* _AIM OF THE EXERCISE_:
How many of these lines hold the string "머신러닝"? Answer with the number only.

(begin)

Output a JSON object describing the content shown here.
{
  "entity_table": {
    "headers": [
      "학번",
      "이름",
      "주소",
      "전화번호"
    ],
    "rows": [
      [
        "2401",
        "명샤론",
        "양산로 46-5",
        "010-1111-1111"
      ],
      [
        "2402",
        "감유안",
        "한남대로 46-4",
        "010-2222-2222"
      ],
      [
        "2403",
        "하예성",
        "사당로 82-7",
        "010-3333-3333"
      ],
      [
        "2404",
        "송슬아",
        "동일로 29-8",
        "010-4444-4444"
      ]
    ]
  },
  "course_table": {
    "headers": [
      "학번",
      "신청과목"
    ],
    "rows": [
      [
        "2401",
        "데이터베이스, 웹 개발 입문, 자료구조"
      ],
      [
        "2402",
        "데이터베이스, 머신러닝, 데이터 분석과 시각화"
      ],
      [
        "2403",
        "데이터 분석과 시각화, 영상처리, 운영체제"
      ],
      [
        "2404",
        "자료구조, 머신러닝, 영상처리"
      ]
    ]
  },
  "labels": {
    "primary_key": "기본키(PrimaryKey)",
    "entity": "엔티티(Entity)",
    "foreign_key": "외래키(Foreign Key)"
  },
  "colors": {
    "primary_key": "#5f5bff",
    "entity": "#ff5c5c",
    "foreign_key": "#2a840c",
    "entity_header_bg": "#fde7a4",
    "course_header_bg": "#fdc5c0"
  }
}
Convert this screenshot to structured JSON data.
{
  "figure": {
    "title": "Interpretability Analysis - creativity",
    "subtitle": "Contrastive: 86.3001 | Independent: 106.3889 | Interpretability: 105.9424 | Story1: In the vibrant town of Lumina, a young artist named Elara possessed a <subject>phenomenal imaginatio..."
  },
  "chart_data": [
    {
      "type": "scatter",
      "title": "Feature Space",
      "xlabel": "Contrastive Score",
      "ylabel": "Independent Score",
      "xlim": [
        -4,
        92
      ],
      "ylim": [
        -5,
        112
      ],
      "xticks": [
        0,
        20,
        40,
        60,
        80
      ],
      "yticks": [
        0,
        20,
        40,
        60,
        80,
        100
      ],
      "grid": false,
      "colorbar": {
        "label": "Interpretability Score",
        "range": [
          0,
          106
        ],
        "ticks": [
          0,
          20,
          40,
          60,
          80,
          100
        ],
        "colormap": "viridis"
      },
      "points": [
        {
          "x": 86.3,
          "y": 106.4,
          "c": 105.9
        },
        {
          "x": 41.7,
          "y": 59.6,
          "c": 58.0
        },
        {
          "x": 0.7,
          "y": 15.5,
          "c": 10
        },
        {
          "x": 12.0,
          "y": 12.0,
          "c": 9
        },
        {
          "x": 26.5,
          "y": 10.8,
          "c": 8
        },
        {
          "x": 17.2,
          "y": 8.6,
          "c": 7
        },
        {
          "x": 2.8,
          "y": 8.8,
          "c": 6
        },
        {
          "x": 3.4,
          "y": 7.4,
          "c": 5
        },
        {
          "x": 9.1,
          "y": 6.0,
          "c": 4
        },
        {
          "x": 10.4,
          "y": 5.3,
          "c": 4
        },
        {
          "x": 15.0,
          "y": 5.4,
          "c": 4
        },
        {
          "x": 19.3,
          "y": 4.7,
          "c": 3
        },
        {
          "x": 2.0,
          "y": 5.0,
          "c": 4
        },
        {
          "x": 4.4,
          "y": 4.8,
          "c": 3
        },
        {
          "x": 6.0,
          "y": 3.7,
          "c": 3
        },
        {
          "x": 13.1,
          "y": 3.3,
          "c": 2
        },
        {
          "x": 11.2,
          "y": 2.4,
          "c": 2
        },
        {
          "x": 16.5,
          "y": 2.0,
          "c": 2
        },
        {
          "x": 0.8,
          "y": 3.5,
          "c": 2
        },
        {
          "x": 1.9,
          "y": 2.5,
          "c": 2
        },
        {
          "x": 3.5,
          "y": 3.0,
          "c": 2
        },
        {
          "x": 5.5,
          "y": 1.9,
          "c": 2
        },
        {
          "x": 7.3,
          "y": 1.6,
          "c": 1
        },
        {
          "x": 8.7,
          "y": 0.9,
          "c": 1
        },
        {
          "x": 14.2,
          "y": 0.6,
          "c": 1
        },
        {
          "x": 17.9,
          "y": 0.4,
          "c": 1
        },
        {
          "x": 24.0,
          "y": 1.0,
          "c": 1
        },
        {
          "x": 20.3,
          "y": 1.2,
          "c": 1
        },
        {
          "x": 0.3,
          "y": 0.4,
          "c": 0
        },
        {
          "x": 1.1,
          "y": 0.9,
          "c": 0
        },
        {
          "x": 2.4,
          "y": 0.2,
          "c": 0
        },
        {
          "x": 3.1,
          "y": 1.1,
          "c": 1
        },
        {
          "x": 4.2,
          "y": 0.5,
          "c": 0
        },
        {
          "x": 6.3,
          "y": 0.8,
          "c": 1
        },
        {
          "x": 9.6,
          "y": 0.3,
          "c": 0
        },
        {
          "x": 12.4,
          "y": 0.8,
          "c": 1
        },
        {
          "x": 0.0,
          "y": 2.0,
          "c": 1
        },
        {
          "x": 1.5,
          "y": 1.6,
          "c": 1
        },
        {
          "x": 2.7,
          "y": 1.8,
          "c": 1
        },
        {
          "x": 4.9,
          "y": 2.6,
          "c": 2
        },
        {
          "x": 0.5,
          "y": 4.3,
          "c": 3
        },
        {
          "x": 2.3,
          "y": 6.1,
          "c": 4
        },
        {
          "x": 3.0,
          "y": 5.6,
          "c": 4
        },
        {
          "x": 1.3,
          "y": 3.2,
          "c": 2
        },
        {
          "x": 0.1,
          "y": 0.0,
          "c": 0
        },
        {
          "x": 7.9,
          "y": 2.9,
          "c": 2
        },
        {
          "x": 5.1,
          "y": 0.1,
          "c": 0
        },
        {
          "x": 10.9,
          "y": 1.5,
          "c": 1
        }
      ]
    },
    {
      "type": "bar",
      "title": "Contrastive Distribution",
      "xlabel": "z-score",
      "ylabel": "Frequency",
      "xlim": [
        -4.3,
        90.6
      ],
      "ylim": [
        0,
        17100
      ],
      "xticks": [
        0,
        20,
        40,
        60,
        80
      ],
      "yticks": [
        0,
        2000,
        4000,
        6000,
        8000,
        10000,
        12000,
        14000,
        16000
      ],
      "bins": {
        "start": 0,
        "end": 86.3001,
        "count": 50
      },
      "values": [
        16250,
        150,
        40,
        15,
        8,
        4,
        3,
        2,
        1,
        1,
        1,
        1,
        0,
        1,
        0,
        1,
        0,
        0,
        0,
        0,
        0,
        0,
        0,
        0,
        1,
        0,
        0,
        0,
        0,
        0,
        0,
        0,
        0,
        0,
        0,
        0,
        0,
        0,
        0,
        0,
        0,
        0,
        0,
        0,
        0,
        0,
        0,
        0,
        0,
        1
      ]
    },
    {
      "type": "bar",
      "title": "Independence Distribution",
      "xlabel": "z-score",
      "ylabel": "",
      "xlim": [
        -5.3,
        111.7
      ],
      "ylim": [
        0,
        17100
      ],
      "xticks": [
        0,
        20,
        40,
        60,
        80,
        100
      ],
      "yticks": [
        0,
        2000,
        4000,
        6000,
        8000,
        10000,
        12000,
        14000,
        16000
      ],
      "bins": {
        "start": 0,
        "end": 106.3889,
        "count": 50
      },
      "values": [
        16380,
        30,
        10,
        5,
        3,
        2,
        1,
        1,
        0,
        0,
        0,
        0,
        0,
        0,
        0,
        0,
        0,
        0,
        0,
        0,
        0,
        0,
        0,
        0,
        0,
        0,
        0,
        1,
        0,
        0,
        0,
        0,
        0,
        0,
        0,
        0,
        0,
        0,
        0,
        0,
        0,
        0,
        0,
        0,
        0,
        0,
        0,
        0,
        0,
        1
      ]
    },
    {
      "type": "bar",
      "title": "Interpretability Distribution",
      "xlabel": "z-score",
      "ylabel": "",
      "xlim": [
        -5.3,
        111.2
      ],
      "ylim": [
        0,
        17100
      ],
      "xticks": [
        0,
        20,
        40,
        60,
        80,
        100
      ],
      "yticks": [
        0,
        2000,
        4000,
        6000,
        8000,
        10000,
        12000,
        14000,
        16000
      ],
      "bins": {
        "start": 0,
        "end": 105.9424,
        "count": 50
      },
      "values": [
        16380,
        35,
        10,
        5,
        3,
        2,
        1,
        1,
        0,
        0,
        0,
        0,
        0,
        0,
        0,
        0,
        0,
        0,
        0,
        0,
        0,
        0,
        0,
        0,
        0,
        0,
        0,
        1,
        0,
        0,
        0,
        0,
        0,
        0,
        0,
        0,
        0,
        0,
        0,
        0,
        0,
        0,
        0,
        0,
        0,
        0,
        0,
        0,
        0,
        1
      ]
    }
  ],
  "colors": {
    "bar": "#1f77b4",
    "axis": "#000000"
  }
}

(end)

* _TASK RESPONSE_:
2